-------- DATA FOR REVIEW --------

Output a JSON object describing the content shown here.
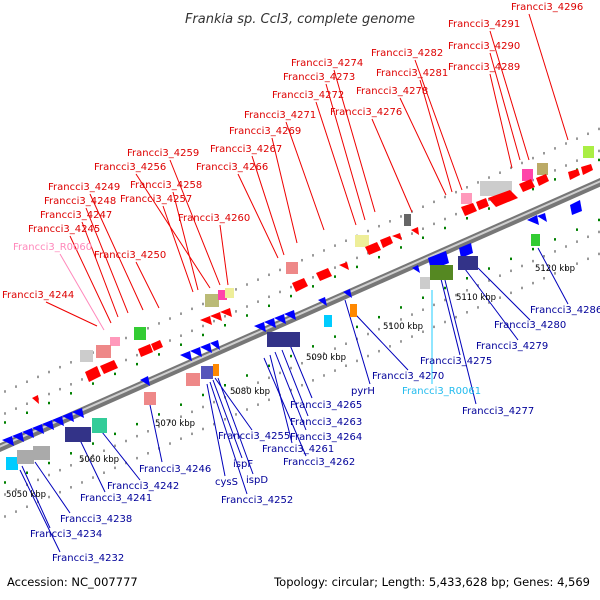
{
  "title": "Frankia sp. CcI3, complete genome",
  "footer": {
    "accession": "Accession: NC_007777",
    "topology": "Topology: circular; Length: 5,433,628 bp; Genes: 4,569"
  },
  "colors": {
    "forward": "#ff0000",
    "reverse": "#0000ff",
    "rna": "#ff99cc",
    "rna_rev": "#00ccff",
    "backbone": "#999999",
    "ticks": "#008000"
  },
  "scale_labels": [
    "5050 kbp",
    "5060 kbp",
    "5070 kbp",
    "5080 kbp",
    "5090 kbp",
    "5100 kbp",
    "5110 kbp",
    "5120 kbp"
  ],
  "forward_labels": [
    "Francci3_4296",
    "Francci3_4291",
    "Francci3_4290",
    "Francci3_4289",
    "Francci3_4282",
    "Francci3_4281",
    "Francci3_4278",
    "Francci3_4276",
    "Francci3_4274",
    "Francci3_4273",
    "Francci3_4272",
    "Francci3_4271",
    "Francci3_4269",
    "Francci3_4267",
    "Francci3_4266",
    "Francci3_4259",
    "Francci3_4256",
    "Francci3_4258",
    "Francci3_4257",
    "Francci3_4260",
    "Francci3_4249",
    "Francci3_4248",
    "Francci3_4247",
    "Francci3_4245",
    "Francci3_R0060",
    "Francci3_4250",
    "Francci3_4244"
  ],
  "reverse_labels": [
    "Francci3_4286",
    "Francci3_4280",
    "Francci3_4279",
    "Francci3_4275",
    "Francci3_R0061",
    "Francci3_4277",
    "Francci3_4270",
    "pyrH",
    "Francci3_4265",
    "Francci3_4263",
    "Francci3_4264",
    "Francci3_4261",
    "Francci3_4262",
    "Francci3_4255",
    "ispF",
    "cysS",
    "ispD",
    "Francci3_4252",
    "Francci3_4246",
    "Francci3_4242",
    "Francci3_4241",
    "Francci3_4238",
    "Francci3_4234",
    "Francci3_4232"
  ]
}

--------
-------- DATA FOR REVIEW --------

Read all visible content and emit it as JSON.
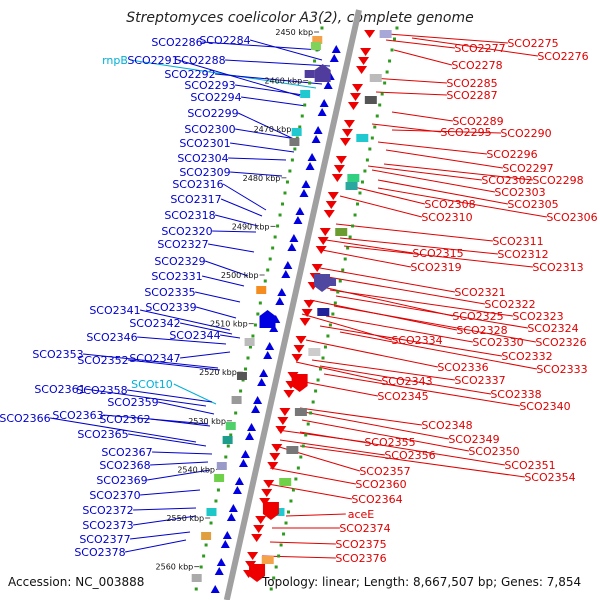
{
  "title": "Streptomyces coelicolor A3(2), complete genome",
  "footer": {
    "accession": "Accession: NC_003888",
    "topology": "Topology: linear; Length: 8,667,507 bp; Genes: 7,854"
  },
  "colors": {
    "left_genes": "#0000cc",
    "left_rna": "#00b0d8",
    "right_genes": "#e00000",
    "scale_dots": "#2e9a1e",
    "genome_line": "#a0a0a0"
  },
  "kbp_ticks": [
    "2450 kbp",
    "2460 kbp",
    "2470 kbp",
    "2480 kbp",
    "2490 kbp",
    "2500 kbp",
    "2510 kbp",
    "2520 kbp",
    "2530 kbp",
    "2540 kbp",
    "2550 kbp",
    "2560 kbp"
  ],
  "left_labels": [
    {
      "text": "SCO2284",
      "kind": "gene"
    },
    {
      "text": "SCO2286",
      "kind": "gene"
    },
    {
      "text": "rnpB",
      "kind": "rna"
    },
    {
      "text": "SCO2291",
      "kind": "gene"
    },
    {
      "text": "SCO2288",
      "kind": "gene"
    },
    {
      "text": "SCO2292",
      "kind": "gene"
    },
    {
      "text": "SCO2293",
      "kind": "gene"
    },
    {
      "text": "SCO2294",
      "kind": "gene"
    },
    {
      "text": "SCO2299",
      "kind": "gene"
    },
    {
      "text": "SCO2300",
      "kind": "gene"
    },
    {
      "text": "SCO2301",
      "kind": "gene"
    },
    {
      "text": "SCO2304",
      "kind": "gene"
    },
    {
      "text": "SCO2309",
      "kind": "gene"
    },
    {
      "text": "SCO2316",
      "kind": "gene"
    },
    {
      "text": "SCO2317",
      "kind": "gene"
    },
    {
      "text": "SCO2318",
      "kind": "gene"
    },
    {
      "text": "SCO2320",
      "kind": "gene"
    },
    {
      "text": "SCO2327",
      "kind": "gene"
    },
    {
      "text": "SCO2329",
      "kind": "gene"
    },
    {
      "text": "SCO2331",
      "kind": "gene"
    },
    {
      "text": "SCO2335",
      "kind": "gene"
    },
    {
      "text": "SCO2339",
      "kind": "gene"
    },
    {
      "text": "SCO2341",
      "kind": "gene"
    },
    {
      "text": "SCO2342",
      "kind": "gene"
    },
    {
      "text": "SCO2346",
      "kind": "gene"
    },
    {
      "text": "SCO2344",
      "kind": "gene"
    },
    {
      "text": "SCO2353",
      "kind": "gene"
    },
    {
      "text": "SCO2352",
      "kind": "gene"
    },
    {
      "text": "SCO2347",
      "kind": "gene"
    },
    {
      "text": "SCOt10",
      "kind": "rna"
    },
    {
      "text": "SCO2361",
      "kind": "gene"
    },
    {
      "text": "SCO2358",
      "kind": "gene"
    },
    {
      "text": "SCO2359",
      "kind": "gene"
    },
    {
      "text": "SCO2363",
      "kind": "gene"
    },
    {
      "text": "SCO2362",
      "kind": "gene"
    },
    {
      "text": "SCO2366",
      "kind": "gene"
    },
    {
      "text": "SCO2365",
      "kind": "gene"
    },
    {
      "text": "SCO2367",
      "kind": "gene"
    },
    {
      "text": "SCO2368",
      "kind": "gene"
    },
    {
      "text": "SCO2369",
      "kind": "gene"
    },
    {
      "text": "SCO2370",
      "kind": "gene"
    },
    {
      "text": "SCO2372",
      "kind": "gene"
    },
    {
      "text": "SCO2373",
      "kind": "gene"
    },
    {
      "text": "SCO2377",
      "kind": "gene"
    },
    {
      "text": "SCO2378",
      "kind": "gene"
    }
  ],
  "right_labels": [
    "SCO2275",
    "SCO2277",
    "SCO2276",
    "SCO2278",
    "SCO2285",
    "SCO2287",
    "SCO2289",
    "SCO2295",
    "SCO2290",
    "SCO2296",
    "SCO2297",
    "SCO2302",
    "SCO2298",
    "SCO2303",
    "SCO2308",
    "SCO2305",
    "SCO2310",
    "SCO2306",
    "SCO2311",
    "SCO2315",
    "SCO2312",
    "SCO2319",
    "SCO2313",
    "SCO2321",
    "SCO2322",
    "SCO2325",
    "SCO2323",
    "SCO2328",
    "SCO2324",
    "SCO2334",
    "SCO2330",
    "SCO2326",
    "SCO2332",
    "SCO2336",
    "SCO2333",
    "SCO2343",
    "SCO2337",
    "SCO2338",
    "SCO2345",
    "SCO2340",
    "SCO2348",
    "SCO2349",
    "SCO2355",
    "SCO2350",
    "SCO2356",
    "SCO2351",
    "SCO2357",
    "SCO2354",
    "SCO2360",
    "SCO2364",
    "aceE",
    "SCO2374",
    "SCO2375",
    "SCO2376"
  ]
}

--------
-------- DATA FOR REVIEW --------

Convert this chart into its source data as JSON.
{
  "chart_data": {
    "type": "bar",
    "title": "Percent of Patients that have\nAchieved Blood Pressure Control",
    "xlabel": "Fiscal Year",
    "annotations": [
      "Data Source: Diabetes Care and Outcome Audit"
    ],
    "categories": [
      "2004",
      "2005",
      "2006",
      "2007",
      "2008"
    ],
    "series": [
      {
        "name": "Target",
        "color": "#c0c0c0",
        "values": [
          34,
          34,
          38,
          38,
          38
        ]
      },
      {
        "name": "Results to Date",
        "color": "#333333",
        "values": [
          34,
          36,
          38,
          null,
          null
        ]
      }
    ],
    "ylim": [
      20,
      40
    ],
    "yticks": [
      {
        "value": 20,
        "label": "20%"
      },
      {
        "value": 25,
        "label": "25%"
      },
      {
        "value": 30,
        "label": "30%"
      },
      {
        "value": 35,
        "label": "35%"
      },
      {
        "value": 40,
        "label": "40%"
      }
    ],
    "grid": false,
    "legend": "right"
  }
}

--------

After reading the records above, say how many lines hold the string "topology", using only a number.

ANSWER FOR THE TASK:
2